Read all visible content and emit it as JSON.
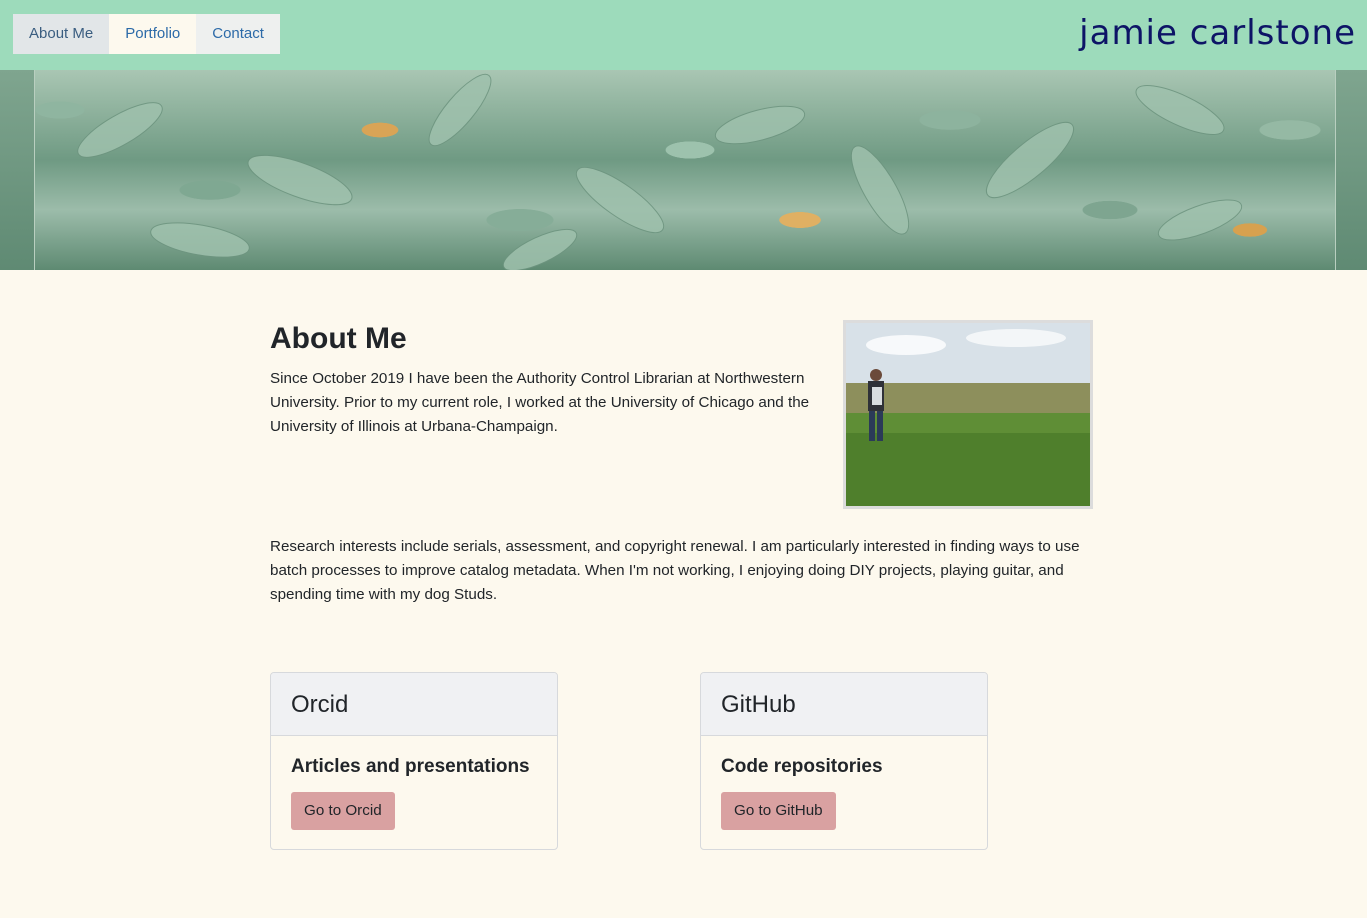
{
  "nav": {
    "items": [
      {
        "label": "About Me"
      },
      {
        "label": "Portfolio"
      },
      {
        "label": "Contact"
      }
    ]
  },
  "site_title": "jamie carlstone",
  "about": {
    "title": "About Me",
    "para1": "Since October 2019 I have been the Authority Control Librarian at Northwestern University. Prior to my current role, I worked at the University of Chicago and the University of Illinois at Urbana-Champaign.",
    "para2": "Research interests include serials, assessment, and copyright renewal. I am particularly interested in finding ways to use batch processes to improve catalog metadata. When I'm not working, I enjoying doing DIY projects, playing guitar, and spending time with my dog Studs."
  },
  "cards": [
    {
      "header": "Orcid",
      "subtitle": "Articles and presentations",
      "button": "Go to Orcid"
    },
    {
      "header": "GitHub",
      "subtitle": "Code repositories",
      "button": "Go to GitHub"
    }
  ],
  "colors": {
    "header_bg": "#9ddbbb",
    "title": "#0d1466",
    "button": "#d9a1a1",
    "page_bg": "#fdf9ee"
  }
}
:::::
**Aim:** Reply with only the number of lines in the material above where the string "subtitle" appears.

**Complete answer:** 2